All lines holding the string "that" should be copied from the data below.

══ THE DATA ══

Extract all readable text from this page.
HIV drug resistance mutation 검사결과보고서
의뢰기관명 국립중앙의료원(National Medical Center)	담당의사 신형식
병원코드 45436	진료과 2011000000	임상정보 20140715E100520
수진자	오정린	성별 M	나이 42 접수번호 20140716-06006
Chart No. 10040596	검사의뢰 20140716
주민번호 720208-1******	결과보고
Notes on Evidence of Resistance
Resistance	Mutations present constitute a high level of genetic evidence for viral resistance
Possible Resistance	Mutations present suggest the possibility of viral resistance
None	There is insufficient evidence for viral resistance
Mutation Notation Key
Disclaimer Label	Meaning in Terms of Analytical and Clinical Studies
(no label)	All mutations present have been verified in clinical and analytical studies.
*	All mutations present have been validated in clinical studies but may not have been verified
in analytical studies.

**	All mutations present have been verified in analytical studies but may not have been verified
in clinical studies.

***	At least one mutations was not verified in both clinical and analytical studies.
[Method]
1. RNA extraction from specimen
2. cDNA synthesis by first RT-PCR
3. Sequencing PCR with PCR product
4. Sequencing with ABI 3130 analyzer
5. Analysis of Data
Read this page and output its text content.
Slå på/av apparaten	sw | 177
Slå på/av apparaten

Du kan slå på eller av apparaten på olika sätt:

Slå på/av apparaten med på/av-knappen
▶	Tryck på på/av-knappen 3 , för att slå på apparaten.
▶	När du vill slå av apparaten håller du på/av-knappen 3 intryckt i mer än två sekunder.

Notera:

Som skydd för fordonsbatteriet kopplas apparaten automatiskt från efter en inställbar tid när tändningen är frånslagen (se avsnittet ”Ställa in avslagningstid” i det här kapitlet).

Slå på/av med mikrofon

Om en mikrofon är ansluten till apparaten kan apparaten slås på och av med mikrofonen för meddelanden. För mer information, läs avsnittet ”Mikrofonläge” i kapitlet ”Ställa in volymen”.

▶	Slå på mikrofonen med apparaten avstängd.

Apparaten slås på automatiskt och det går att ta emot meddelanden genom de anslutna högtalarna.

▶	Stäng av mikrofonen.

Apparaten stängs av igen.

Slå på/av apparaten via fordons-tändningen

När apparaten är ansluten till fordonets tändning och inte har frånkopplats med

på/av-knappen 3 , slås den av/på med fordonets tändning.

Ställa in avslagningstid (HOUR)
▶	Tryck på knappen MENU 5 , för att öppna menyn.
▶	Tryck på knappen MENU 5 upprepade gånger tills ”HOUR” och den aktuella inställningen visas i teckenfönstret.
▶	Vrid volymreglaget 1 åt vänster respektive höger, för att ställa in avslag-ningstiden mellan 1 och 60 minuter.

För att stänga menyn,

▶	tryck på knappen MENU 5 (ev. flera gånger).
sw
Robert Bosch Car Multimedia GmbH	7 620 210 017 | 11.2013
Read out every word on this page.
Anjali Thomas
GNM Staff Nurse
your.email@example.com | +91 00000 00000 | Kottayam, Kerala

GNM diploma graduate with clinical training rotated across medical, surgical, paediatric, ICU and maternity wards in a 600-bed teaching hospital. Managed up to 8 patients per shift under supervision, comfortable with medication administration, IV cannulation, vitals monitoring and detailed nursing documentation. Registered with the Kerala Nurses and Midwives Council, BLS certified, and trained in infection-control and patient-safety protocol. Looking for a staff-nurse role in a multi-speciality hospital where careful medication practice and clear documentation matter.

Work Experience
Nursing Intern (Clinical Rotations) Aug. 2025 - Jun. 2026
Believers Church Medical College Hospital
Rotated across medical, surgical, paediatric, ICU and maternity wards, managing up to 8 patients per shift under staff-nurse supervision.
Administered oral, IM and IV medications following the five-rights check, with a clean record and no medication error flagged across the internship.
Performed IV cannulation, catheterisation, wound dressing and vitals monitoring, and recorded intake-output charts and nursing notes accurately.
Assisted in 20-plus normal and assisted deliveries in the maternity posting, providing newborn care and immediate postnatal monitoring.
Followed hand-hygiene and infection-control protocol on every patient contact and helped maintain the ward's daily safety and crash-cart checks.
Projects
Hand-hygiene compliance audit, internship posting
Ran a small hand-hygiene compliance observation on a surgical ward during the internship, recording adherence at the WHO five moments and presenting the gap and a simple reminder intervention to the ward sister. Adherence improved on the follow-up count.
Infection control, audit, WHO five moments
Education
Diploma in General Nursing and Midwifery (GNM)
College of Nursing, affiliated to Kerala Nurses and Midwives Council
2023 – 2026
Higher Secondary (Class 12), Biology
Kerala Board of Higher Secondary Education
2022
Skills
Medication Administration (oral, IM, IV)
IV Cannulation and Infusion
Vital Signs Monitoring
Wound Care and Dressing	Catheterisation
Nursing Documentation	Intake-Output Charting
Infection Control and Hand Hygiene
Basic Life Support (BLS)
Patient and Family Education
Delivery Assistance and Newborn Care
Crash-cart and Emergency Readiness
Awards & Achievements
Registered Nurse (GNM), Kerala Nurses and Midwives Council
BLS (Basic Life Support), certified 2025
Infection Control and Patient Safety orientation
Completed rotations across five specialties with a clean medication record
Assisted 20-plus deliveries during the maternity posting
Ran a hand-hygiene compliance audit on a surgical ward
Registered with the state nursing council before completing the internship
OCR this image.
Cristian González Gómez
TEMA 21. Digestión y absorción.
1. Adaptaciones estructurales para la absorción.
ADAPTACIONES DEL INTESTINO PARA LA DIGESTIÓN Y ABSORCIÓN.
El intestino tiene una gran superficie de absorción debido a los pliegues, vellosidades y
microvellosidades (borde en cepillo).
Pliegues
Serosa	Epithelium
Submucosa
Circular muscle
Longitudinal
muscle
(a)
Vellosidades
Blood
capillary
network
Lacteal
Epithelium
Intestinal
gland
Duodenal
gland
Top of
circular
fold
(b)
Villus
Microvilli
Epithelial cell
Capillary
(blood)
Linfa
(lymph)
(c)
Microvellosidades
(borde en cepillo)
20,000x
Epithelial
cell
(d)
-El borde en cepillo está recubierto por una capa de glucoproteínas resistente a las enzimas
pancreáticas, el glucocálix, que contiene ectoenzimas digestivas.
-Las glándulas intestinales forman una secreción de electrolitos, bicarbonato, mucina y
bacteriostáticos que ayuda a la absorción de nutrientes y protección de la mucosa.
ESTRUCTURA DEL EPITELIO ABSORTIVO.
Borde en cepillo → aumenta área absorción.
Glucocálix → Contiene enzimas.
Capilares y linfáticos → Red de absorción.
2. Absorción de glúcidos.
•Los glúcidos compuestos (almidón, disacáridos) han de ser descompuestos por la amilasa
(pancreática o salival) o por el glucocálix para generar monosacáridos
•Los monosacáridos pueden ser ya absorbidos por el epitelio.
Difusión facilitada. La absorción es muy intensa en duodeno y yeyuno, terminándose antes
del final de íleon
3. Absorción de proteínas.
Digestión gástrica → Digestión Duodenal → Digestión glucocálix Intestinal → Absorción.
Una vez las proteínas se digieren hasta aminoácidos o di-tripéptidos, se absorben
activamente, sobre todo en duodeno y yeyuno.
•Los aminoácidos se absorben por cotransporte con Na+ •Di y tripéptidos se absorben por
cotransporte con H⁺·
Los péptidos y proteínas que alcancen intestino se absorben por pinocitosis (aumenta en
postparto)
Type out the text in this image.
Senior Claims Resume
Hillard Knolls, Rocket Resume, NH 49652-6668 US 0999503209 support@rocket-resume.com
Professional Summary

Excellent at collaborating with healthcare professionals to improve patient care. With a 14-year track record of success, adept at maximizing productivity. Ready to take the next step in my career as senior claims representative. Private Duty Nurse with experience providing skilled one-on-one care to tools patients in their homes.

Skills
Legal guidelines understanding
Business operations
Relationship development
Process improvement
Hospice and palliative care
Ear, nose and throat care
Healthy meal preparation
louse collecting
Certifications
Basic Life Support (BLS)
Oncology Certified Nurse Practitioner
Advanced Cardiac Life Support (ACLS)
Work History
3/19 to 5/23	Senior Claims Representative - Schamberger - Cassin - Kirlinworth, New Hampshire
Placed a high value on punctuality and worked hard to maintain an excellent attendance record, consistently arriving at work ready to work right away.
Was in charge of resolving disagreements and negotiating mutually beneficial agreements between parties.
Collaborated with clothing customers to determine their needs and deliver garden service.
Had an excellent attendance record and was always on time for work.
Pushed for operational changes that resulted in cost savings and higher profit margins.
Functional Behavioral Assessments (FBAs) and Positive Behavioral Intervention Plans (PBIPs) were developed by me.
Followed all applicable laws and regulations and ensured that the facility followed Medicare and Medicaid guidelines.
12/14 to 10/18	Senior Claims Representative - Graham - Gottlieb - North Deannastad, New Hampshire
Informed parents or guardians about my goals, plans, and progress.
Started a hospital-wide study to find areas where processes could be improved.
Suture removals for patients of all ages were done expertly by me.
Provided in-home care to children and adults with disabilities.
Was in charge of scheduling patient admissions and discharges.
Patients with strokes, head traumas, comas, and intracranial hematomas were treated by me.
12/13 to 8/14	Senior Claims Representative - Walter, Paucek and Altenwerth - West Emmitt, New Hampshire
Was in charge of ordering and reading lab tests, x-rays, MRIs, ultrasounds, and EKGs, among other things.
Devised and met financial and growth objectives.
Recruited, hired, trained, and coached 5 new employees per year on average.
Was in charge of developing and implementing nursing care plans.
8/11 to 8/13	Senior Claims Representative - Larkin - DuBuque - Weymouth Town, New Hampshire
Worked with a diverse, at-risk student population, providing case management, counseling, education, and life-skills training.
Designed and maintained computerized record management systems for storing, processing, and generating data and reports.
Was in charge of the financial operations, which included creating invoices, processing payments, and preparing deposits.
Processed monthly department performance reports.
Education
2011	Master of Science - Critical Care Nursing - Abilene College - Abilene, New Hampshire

═══

FINISHED EXERCISE –
Pushed for operational changes that resulted in cost savings and higher profit margins.
Followed all applicable laws and regulations and ensured that the facility followed Medicare and Medicaid guidelines.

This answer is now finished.